TASK GOAL: Identify all lines in the data containing the string "mean". Copy them out.
Start PROVIDED MATERIAL
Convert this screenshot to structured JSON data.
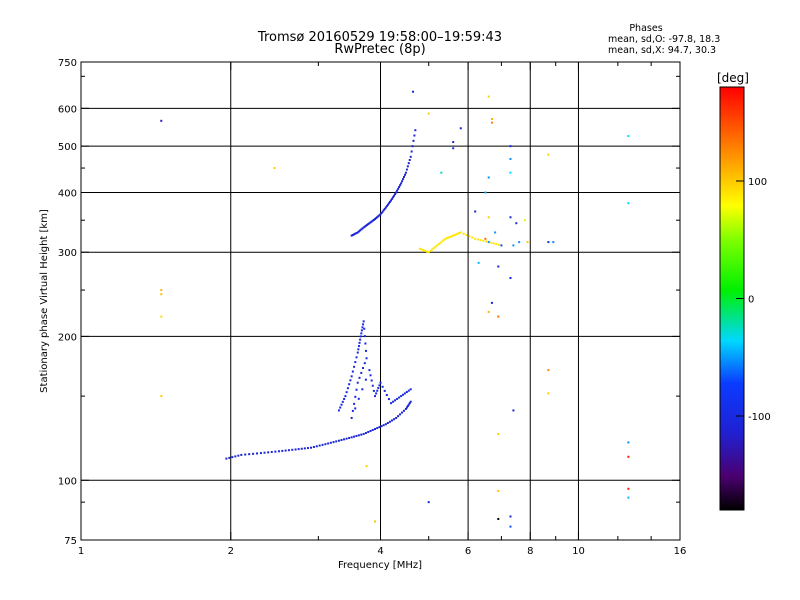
{
  "chart_data": {
    "type": "scatter",
    "title": "Tromsø 20160529 19:58:00–19:59:43",
    "subtitle": "RwPretec (8p)",
    "xlabel": "Frequency [MHz]",
    "ylabel": "Stationary phase Virtual Height [km]",
    "x_scale": "log",
    "y_scale": "log",
    "xlim": [
      1,
      16
    ],
    "ylim": [
      75,
      750
    ],
    "x_ticks": [
      1,
      2,
      4,
      6,
      8,
      10,
      16
    ],
    "x_tick_labels": [
      "1",
      "2",
      "4",
      "6",
      "8",
      "10",
      "16"
    ],
    "x_minor_ticks": [
      3,
      5,
      7,
      9,
      12,
      14
    ],
    "y_ticks": [
      75,
      100,
      200,
      300,
      400,
      500,
      600,
      750
    ],
    "y_tick_labels": [
      "75",
      "100",
      "200",
      "300",
      "400",
      "500",
      "600",
      "750"
    ],
    "y_minor_ticks": [
      90,
      150,
      250,
      350,
      450,
      700
    ],
    "grid_x": [
      2,
      4,
      6,
      8,
      10
    ],
    "grid_y": [
      100,
      200,
      300,
      400,
      500,
      600
    ],
    "colorbar": {
      "unit": "[deg]",
      "range": [
        -180,
        180
      ],
      "ticks": [
        100,
        0,
        -100
      ],
      "tick_labels": [
        "100",
        "0",
        "-100"
      ]
    },
    "phase_info": {
      "title": "Phases",
      "line1": "mean, sd,O: -97.8, 18.3",
      "line2": "mean, sd,X:  94.7, 30.3"
    },
    "traces": [
      {
        "name": "O-F-trace",
        "f": [
          3.5,
          3.6,
          3.7,
          3.8,
          3.9,
          4.0,
          4.1,
          4.2,
          4.3,
          4.4,
          4.5,
          4.6,
          4.7
        ],
        "h": [
          325,
          330,
          338,
          345,
          352,
          360,
          372,
          385,
          400,
          418,
          440,
          475,
          540
        ],
        "phase": -110
      },
      {
        "name": "O-E-trace",
        "f": [
          1.96,
          2.1,
          2.3,
          2.5,
          2.7,
          2.9,
          3.1,
          3.3,
          3.5,
          3.7,
          3.9,
          4.1,
          4.3,
          4.5,
          4.6
        ],
        "h": [
          111,
          113,
          114,
          115,
          116,
          117,
          119,
          121,
          123,
          125,
          128,
          131,
          135,
          141,
          146
        ],
        "phase": -110
      },
      {
        "name": "O-Es-cluster",
        "f": [
          3.3,
          3.4,
          3.5,
          3.6,
          3.65,
          3.7,
          3.75,
          3.6,
          3.5,
          3.8,
          3.9,
          4.0,
          4.2,
          4.4,
          4.6
        ],
        "h": [
          140,
          150,
          165,
          185,
          200,
          215,
          180,
          160,
          135,
          170,
          150,
          160,
          145,
          150,
          155
        ],
        "phase": -105
      },
      {
        "name": "X-F-cluster",
        "f": [
          4.8,
          5.0,
          5.2,
          5.4,
          5.6,
          5.8,
          6.2,
          6.6,
          7.0
        ],
        "h": [
          305,
          300,
          310,
          320,
          325,
          330,
          320,
          315,
          310
        ],
        "phase": 90
      }
    ],
    "scatter_points": [
      {
        "f": 1.45,
        "h": 565,
        "phase": -120
      },
      {
        "f": 2.45,
        "h": 450,
        "phase": 100
      },
      {
        "f": 1.45,
        "h": 250,
        "phase": 110
      },
      {
        "f": 1.45,
        "h": 245,
        "phase": 105
      },
      {
        "f": 1.45,
        "h": 220,
        "phase": 95
      },
      {
        "f": 1.45,
        "h": 150,
        "phase": 100
      },
      {
        "f": 3.75,
        "h": 107,
        "phase": 100
      },
      {
        "f": 3.9,
        "h": 82,
        "phase": 105
      },
      {
        "f": 4.65,
        "h": 650,
        "phase": -110
      },
      {
        "f": 5.0,
        "h": 585,
        "phase": 100
      },
      {
        "f": 5.3,
        "h": 440,
        "phase": -30
      },
      {
        "f": 5.6,
        "h": 510,
        "phase": -110
      },
      {
        "f": 5.6,
        "h": 495,
        "phase": -100
      },
      {
        "f": 5.8,
        "h": 545,
        "phase": -110
      },
      {
        "f": 5.0,
        "h": 90,
        "phase": -110
      },
      {
        "f": 6.6,
        "h": 635,
        "phase": 100
      },
      {
        "f": 6.7,
        "h": 570,
        "phase": 110
      },
      {
        "f": 6.7,
        "h": 560,
        "phase": 130
      },
      {
        "f": 7.3,
        "h": 500,
        "phase": -110
      },
      {
        "f": 7.3,
        "h": 470,
        "phase": -60
      },
      {
        "f": 6.6,
        "h": 430,
        "phase": -60
      },
      {
        "f": 7.3,
        "h": 440,
        "phase": -40
      },
      {
        "f": 6.5,
        "h": 400,
        "phase": -50
      },
      {
        "f": 6.2,
        "h": 365,
        "phase": -110
      },
      {
        "f": 6.6,
        "h": 355,
        "phase": 100
      },
      {
        "f": 7.3,
        "h": 355,
        "phase": -110
      },
      {
        "f": 7.5,
        "h": 345,
        "phase": -100
      },
      {
        "f": 7.8,
        "h": 350,
        "phase": 70
      },
      {
        "f": 6.8,
        "h": 330,
        "phase": -60
      },
      {
        "f": 6.5,
        "h": 320,
        "phase": 140
      },
      {
        "f": 6.6,
        "h": 315,
        "phase": -60
      },
      {
        "f": 7.0,
        "h": 310,
        "phase": -80
      },
      {
        "f": 7.4,
        "h": 310,
        "phase": -60
      },
      {
        "f": 7.6,
        "h": 315,
        "phase": -60
      },
      {
        "f": 7.9,
        "h": 315,
        "phase": 100
      },
      {
        "f": 6.3,
        "h": 285,
        "phase": -50
      },
      {
        "f": 6.9,
        "h": 280,
        "phase": -110
      },
      {
        "f": 7.3,
        "h": 265,
        "phase": -110
      },
      {
        "f": 6.7,
        "h": 235,
        "phase": -110
      },
      {
        "f": 6.9,
        "h": 220,
        "phase": 140
      },
      {
        "f": 6.6,
        "h": 225,
        "phase": 110
      },
      {
        "f": 8.7,
        "h": 480,
        "phase": 100
      },
      {
        "f": 8.7,
        "h": 315,
        "phase": -100
      },
      {
        "f": 8.9,
        "h": 315,
        "phase": -60
      },
      {
        "f": 8.7,
        "h": 170,
        "phase": 130
      },
      {
        "f": 8.7,
        "h": 152,
        "phase": 100
      },
      {
        "f": 7.4,
        "h": 140,
        "phase": -110
      },
      {
        "f": 6.9,
        "h": 125,
        "phase": 100
      },
      {
        "f": 6.9,
        "h": 95,
        "phase": 105
      },
      {
        "f": 6.9,
        "h": 83,
        "phase": -180
      },
      {
        "f": 7.3,
        "h": 84,
        "phase": -110
      },
      {
        "f": 7.3,
        "h": 80,
        "phase": -80
      },
      {
        "f": 12.6,
        "h": 525,
        "phase": -40
      },
      {
        "f": 12.6,
        "h": 380,
        "phase": -40
      },
      {
        "f": 12.6,
        "h": 120,
        "phase": -60
      },
      {
        "f": 12.6,
        "h": 112,
        "phase": 170
      },
      {
        "f": 12.6,
        "h": 96,
        "phase": 170
      },
      {
        "f": 12.6,
        "h": 92,
        "phase": -50
      }
    ]
  }
}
End PROVIDED MATERIAL
THE RESULT:
      "line1": "mean, sd,O: -97.8, 18.3",
      "line2": "mean, sd,X:  94.7, 30.3"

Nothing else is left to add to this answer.